▶ Exercise prompt: Please output every line of the material as it stands, without the pictures.

▶ Material for this exercise:
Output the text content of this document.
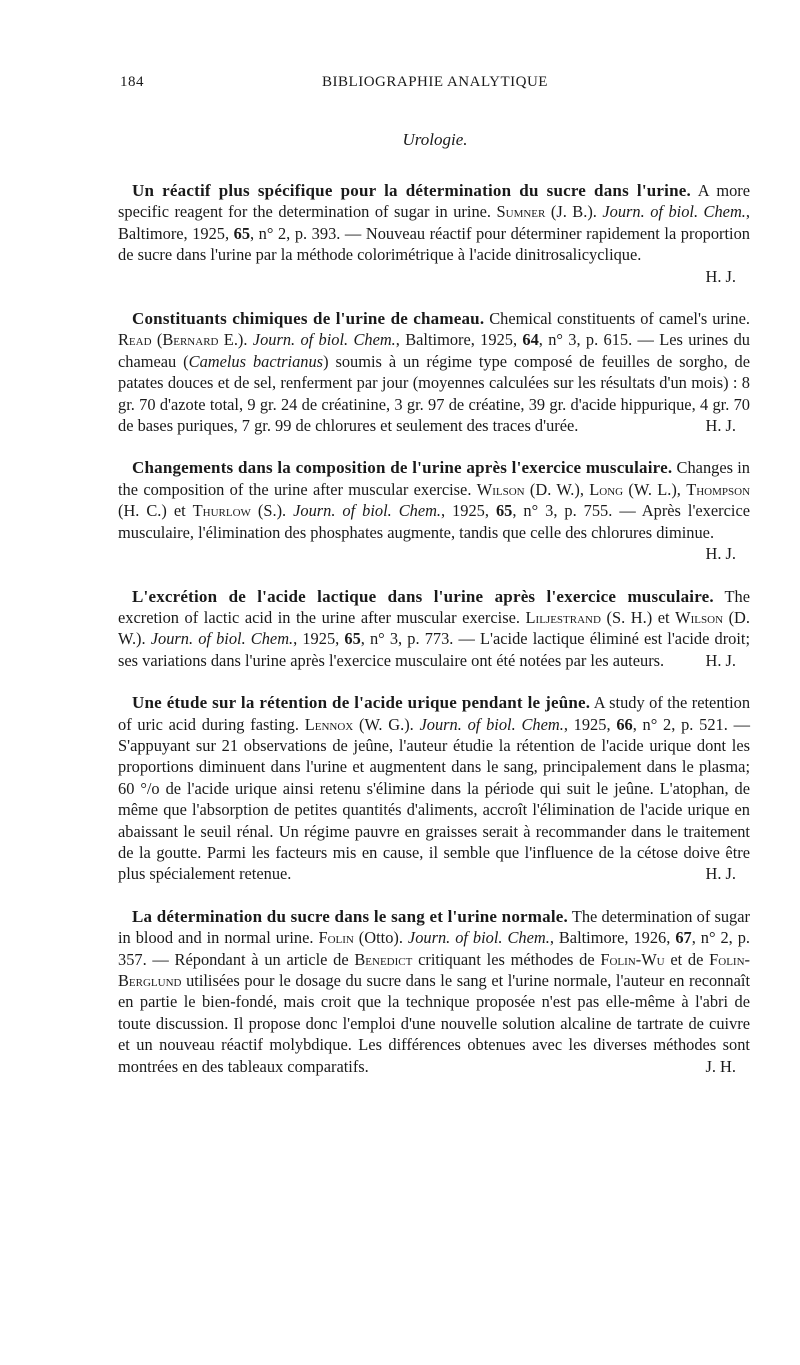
184	BIBLIOGRAPHIE ANALYTIQUE
Urologie.

Un réactif plus spécifique pour la détermination du sucre dans l'urine. A more specific reagent for the determination of sugar in urine. Sumner (J. B.). Journ. of biol. Chem., Baltimore, 1925, 65, n° 2, p. 393. — Nouveau réactif pour déterminer rapidement la proportion de sucre dans l'urine par la méthode colorimétrique à l'acide dinitrosalicyclique.

H. J.

Constituants chimiques de l'urine de chameau. Chemical constituents of camel's urine. Read (Bernard E.). Journ. of biol. Chem., Baltimore, 1925, 64, n° 3, p. 615. — Les urines du chameau (Camelus bactrianus) soumis à un régime type composé de feuilles de sorgho, de patates douces et de sel, renferment par jour (moyennes calculées sur les résultats d'un mois) : 8 gr. 70 d'azote total, 9 gr. 24 de créatinine, 3 gr. 97 de créatine, 39 gr. d'acide hippurique, 4 gr. 70 de bases puriques, 7 gr. 99 de chlorures et seulement des traces d'urée.	H. J.

Changements dans la composition de l'urine après l'exercice musculaire. Changes in the composition of the urine after muscular exercise. Wilson (D. W.), Long (W. L.), Thompson (H. C.) et Thurlow (S.). Journ. of biol. Chem., 1925, 65, n° 3, p. 755. — Après l'exercice musculaire, l'élimination des phosphates augmente, tandis que celle des chlorures diminue.

H. J.

L'excrétion de l'acide lactique dans l'urine après l'exercice musculaire. The excretion of lactic acid in the urine after muscular exercise. Liljestrand (S. H.) et Wilson (D. W.). Journ. of biol. Chem., 1925, 65, n° 3, p. 773. — L'acide lactique éliminé est l'acide droit; ses variations dans l'urine après l'exercice musculaire ont été notées par les auteurs.	H. J.

Une étude sur la rétention de l'acide urique pendant le jeûne. A study of the retention of uric acid during fasting. Lennox (W. G.). Journ. of biol. Chem., 1925, 66, n° 2, p. 521. — S'appuyant sur 21 observations de jeûne, l'auteur étudie la rétention de l'acide urique dont les proportions diminuent dans l'urine et augmentent dans le sang, principalement dans le plasma; 60 °/o de l'acide urique ainsi retenu s'élimine dans la période qui suit le jeûne. L'atophan, de même que l'absorption de petites quantités d'aliments, accroît l'élimination de l'acide urique en abaissant le seuil rénal. Un régime pauvre en graisses serait à recommander dans le traitement de la goutte. Parmi les facteurs mis en cause, il semble que l'influence de la cétose doive être plus spécialement retenue.	H. J.

La détermination du sucre dans le sang et l'urine normale. The determination of sugar in blood and in normal urine. Folin (Otto). Journ. of biol. Chem., Baltimore, 1926, 67, n° 2, p. 357. — Répondant à un article de Benedict critiquant les méthodes de Folin-Wu et de Folin-Berglund utilisées pour le dosage du sucre dans le sang et l'urine normale, l'auteur en reconnaît en partie le bien-fondé, mais croit que la technique proposée n'est pas elle-même à l'abri de toute discussion. Il propose donc l'emploi d'une nouvelle solution alcaline de tartrate de cuivre et un nouveau réactif molybdique. Les différences obtenues avec les diverses méthodes sont montrées en des tableaux comparatifs.	J. H.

▶ Exercise output:
Output the text content of this document.
184	BIBLIOGRAPHIE ANALYTIQUE
Urologie.

Un réactif plus spécifique pour la détermination du sucre dans l'urine. A more specific reagent for the determination of sugar in urine. Sumner (J. B.). Journ. of biol. Chem., Baltimore, 1925, 65, n° 2, p. 393. — Nouveau réactif pour déterminer rapidement la proportion de sucre dans l'urine par la méthode colorimétrique à l'acide dinitrosalicyclique.

H. J.

Constituants chimiques de l'urine de chameau. Chemical constituents of camel's urine. Read (Bernard E.). Journ. of biol. Chem., Baltimore, 1925, 64, n° 3, p. 615. — Les urines du chameau (Camelus bactrianus) soumis à un régime type composé de feuilles de sorgho, de patates douces et de sel, renferment par jour (moyennes calculées sur les résultats d'un mois) : 8 gr. 70 d'azote total, 9 gr. 24 de créatinine, 3 gr. 97 de créatine, 39 gr. d'acide hippurique, 4 gr. 70 de bases puriques, 7 gr. 99 de chlorures et seulement des traces d'urée.	H. J.

Changements dans la composition de l'urine après l'exercice musculaire. Changes in the composition of the urine after muscular exercise. Wilson (D. W.), Long (W. L.), Thompson (H. C.) et Thurlow (S.). Journ. of biol. Chem., 1925, 65, n° 3, p. 755. — Après l'exercice musculaire, l'élimination des phosphates augmente, tandis que celle des chlorures diminue.

H. J.

L'excrétion de l'acide lactique dans l'urine après l'exercice musculaire. The excretion of lactic acid in the urine after muscular exercise. Liljestrand (S. H.) et Wilson (D. W.). Journ. of biol. Chem., 1925, 65, n° 3, p. 773. — L'acide lactique éliminé est l'acide droit; ses variations dans l'urine après l'exercice musculaire ont été notées par les auteurs.	H. J.

Une étude sur la rétention de l'acide urique pendant le jeûne. A study of the retention of uric acid during fasting. Lennox (W. G.). Journ. of biol. Chem., 1925, 66, n° 2, p. 521. — S'appuyant sur 21 observations de jeûne, l'auteur étudie la rétention de l'acide urique dont les proportions diminuent dans l'urine et augmentent dans le sang, principalement dans le plasma; 60 °/o de l'acide urique ainsi retenu s'élimine dans la période qui suit le jeûne. L'atophan, de même que l'absorption de petites quantités d'aliments, accroît l'élimination de l'acide urique en abaissant le seuil rénal. Un régime pauvre en graisses serait à recommander dans le traitement de la goutte. Parmi les facteurs mis en cause, il semble que l'influence de la cétose doive être plus spécialement retenue.	H. J.

La détermination du sucre dans le sang et l'urine normale. The determination of sugar in blood and in normal urine. Folin (Otto). Journ. of biol. Chem., Baltimore, 1926, 67, n° 2, p. 357. — Répondant à un article de Benedict critiquant les méthodes de Folin-Wu et de Folin-Berglund utilisées pour le dosage du sucre dans le sang et l'urine normale, l'auteur en reconnaît en partie le bien-fondé, mais croit que la technique proposée n'est pas elle-même à l'abri de toute discussion. Il propose donc l'emploi d'une nouvelle solution alcaline de tartrate de cuivre et un nouveau réactif molybdique. Les différences obtenues avec les diverses méthodes sont montrées en des tableaux comparatifs.	J. H.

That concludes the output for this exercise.